■ **Written request**
Sort through the entries below and pull out lines containing the word "from".

---- Records shown

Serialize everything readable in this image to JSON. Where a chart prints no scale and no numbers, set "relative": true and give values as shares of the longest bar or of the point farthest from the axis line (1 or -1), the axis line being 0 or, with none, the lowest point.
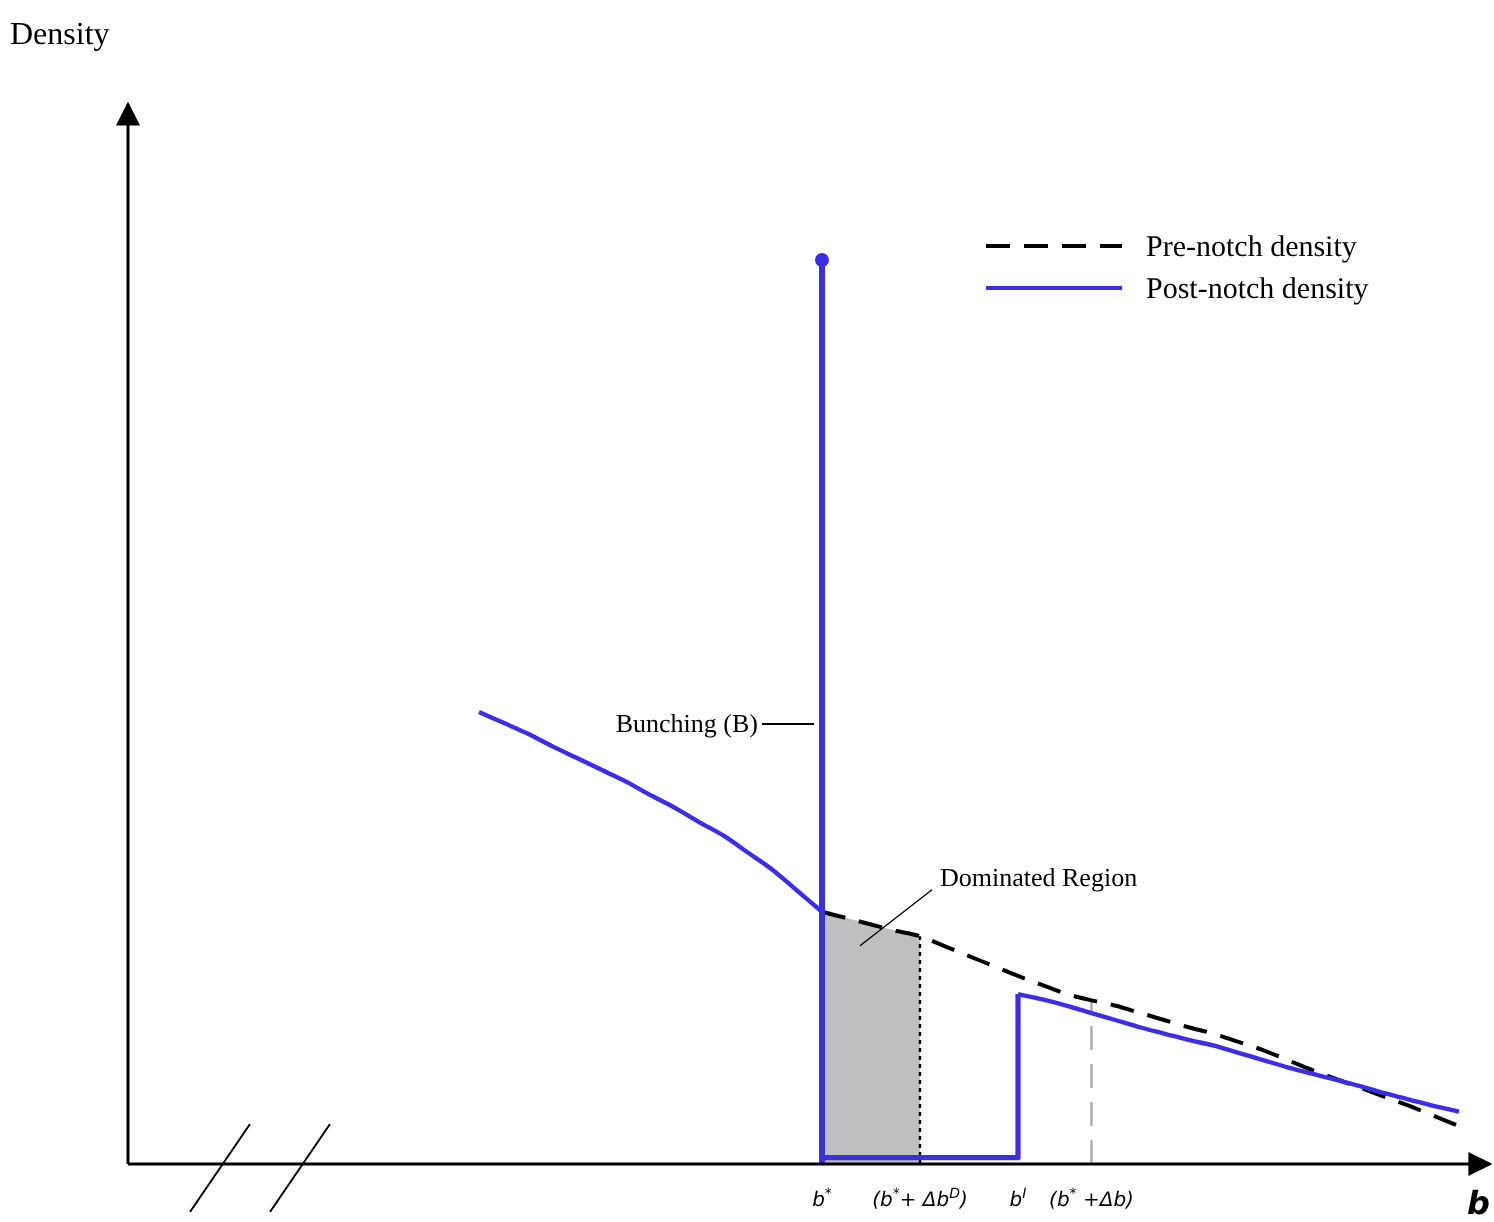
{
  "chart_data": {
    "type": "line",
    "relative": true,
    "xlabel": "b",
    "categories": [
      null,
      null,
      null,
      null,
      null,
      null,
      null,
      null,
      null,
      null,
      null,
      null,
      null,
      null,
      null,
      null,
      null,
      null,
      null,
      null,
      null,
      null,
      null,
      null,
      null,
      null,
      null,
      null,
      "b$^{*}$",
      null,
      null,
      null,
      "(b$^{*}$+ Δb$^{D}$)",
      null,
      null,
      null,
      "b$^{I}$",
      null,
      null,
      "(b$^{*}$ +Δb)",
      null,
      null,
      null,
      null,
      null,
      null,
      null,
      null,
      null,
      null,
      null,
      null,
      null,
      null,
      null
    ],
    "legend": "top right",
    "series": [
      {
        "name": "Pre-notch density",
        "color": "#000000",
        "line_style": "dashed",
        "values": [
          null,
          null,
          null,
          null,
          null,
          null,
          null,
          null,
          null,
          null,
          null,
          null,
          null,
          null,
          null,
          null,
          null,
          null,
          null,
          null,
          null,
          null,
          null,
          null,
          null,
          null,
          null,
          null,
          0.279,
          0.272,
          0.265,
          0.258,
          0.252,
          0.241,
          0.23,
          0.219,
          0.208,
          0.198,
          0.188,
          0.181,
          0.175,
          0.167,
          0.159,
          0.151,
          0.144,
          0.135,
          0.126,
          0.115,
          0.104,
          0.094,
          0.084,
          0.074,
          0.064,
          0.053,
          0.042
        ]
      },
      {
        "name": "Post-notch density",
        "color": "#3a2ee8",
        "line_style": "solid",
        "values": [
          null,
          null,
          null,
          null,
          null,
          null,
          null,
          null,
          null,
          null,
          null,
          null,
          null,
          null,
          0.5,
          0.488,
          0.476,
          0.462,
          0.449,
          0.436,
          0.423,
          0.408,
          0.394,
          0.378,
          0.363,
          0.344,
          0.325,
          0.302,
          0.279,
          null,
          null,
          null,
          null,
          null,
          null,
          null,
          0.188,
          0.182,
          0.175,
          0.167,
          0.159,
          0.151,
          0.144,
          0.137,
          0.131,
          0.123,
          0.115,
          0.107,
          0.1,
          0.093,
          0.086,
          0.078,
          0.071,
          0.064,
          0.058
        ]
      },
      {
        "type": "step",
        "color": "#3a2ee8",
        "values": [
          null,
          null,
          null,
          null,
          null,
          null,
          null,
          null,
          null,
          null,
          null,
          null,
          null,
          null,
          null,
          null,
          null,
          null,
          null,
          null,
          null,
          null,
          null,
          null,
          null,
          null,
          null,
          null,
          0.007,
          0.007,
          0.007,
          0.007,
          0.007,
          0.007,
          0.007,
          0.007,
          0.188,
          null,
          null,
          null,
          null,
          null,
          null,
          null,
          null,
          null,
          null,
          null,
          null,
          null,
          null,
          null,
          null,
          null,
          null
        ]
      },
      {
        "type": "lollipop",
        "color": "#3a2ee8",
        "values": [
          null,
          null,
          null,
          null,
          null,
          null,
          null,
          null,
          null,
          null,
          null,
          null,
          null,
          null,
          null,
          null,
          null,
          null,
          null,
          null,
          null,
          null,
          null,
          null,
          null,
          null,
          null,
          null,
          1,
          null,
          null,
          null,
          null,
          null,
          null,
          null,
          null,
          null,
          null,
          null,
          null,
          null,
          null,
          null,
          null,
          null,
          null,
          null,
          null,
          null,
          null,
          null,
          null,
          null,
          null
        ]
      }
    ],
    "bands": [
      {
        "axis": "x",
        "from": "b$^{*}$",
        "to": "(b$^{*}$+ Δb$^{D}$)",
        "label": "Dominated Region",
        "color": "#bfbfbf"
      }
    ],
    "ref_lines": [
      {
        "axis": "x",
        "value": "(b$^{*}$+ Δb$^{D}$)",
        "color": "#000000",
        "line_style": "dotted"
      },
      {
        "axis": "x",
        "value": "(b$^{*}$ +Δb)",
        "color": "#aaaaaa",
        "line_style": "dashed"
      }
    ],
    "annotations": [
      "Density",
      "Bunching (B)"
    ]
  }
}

--------

■ **Final answer**
Serialize everything readable in this image to JSON. Where a chart prints no scale and no numbers, set "relative": true and give values as shares of the longest bar or of the point farthest from the axis line (1 or -1), the axis line being 0 or, with none, the lowest point.
        "from": "b$^{*}$",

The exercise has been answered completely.